### Task data

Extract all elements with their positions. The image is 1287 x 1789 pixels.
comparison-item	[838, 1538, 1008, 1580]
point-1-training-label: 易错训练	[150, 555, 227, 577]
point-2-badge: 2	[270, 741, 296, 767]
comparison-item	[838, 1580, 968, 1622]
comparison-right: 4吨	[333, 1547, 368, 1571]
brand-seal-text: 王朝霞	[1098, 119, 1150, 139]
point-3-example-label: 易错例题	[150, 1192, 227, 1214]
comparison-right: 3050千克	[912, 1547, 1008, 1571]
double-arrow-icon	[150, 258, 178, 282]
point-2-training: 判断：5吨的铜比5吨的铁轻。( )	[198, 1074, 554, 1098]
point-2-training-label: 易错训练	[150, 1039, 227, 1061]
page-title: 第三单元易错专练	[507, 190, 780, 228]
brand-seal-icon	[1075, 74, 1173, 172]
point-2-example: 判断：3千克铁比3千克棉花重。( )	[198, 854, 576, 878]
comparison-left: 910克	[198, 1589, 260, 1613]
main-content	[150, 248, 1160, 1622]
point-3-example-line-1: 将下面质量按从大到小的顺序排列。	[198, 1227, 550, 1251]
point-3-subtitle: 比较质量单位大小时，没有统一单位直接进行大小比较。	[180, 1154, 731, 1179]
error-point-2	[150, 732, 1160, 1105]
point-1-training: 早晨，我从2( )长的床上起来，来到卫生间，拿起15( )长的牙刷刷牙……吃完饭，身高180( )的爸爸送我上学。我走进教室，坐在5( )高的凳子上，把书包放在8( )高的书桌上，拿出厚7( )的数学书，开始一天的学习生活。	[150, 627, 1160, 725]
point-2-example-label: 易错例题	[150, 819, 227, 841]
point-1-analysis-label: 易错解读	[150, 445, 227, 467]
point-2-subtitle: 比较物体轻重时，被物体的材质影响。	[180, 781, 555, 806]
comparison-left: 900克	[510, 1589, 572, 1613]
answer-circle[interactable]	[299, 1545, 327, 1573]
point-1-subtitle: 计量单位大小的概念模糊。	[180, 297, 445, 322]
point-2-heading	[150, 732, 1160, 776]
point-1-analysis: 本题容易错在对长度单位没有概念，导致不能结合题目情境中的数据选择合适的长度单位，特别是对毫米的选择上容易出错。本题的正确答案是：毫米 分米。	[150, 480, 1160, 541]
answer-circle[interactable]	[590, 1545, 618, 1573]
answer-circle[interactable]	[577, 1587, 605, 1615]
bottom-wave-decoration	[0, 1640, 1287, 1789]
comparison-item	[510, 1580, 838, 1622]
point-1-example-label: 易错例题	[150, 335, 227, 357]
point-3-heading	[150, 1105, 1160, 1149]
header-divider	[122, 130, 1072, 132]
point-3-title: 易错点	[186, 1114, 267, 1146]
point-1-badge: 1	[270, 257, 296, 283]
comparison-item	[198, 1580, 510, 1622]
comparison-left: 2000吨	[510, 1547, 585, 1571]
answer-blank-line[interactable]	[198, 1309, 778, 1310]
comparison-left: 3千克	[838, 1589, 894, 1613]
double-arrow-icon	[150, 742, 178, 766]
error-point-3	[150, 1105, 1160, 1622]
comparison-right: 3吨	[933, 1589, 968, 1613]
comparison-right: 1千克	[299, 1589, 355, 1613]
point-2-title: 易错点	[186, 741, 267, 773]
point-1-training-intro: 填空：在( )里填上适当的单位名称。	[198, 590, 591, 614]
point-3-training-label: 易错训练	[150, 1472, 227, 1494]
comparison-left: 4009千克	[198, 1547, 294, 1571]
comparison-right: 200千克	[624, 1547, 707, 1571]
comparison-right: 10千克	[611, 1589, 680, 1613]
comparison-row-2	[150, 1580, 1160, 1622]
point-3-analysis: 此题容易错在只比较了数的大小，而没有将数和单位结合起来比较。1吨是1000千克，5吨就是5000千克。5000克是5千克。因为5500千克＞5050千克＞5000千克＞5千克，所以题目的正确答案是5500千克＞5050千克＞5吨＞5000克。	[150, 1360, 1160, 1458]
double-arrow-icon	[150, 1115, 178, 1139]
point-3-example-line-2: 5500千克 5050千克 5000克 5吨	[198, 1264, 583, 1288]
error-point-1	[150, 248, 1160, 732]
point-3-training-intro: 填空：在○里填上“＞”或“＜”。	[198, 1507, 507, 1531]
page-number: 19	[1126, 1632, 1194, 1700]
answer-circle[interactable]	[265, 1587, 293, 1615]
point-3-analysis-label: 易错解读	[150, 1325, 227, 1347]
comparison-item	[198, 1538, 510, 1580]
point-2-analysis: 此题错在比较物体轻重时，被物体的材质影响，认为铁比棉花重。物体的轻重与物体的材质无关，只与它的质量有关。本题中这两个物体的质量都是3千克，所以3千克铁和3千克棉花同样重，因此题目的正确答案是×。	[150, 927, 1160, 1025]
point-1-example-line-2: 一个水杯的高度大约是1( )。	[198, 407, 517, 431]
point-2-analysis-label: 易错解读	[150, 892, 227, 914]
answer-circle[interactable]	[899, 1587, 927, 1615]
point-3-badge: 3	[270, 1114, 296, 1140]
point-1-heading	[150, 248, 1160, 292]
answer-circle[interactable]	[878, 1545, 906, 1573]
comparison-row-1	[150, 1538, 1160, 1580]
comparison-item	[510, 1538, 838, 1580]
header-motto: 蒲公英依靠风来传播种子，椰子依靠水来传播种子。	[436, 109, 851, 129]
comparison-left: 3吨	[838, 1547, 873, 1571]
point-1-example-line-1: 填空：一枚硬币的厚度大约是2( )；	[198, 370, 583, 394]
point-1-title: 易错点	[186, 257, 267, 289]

---

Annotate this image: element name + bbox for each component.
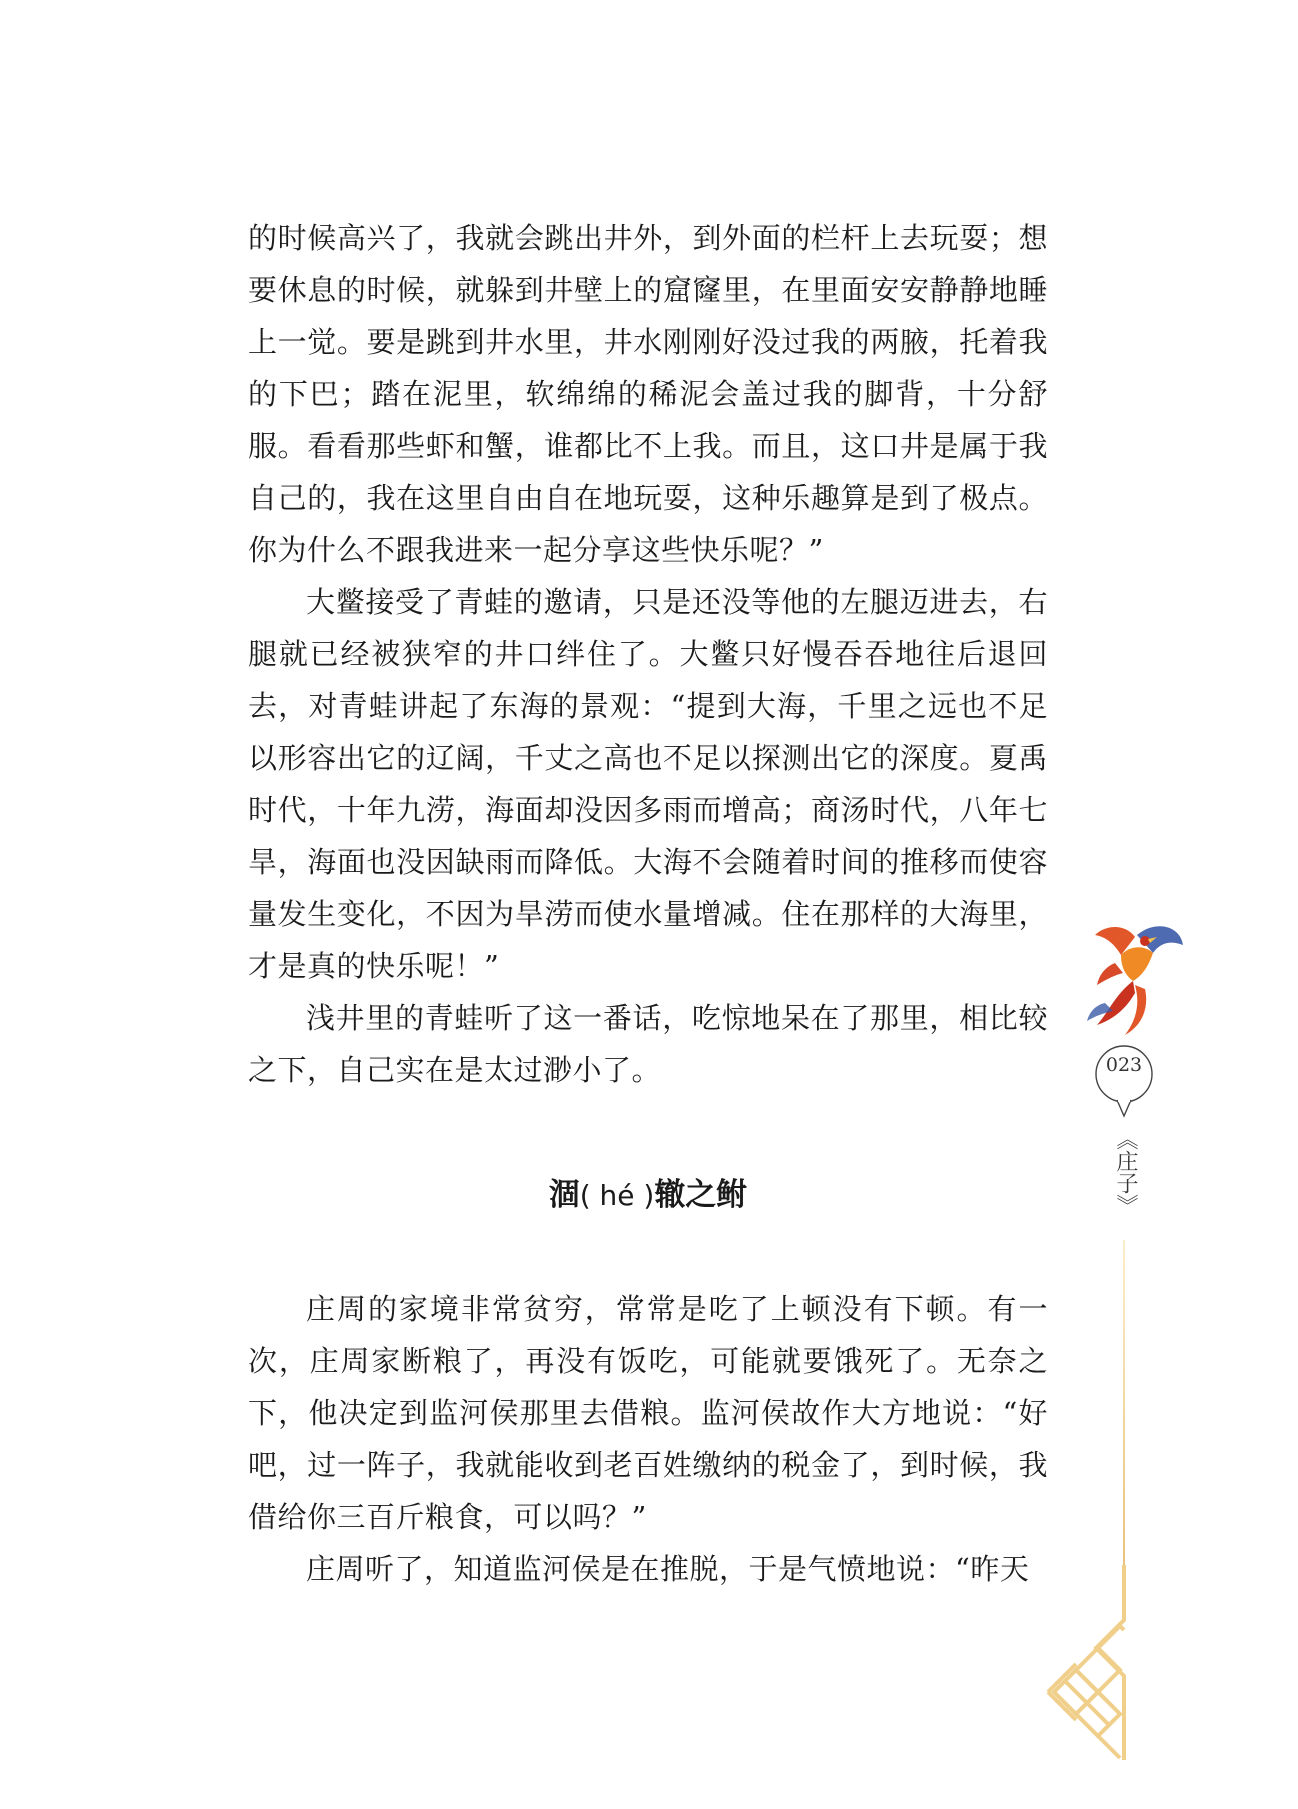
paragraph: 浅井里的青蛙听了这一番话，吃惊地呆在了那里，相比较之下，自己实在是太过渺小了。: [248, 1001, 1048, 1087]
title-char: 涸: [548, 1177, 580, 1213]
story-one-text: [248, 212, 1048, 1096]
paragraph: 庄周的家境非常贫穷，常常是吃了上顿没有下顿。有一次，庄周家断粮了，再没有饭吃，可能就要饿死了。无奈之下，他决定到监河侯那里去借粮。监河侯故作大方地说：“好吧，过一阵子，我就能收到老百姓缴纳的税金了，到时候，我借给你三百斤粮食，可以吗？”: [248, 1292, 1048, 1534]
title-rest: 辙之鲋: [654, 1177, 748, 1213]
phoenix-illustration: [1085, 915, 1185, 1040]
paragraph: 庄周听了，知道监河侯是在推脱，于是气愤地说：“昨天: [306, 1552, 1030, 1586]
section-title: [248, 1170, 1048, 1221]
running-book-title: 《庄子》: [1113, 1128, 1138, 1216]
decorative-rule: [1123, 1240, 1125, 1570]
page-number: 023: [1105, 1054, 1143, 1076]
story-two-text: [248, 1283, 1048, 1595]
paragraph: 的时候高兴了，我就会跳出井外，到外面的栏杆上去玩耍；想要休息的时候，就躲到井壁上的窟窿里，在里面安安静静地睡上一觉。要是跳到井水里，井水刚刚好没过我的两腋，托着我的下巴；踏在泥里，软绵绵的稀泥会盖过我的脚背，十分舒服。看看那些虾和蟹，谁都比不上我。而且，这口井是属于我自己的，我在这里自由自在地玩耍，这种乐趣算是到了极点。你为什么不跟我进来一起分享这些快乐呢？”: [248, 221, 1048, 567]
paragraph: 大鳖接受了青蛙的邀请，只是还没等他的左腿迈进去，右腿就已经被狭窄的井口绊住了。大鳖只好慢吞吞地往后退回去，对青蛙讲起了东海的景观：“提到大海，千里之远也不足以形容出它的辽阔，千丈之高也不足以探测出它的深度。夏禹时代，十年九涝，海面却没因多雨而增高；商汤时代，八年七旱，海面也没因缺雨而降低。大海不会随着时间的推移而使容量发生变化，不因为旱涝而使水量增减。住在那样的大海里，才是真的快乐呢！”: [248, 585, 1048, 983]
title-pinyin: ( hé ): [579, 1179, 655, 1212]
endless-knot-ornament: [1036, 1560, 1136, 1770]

### What to do
Reproduce the lines verbatim, starting with the line that contains "1001, 1048, 1087]" and ending with the line that contains "221, 1048, 567]", both included.

### Problem solution
paragraph: 浅井里的青蛙听了这一番话，吃惊地呆在了那里，相比较之下，自己实在是太过渺小了。: [248, 1001, 1048, 1087]
title-char: 涸: [548, 1177, 580, 1213]
story-one-text: [248, 212, 1048, 1096]
paragraph: 庄周的家境非常贫穷，常常是吃了上顿没有下顿。有一次，庄周家断粮了，再没有饭吃，可能就要饿死了。无奈之下，他决定到监河侯那里去借粮。监河侯故作大方地说：“好吧，过一阵子，我就能收到老百姓缴纳的税金了，到时候，我借给你三百斤粮食，可以吗？”: [248, 1292, 1048, 1534]
title-rest: 辙之鲋: [654, 1177, 748, 1213]
phoenix-illustration: [1085, 915, 1185, 1040]
paragraph: 庄周听了，知道监河侯是在推脱，于是气愤地说：“昨天: [306, 1552, 1030, 1586]
section-title: [248, 1170, 1048, 1221]
running-book-title: 《庄子》: [1113, 1128, 1138, 1216]
decorative-rule: [1123, 1240, 1125, 1570]
page-number: 023: [1105, 1054, 1143, 1076]
story-two-text: [248, 1283, 1048, 1595]
paragraph: 的时候高兴了，我就会跳出井外，到外面的栏杆上去玩耍；想要休息的时候，就躲到井壁上的窟窿里，在里面安安静静地睡上一觉。要是跳到井水里，井水刚刚好没过我的两腋，托着我的下巴；踏在泥里，软绵绵的稀泥会盖过我的脚背，十分舒服。看看那些虾和蟹，谁都比不上我。而且，这口井是属于我自己的，我在这里自由自在地玩耍，这种乐趣算是到了极点。你为什么不跟我进来一起分享这些快乐呢？”: [248, 221, 1048, 567]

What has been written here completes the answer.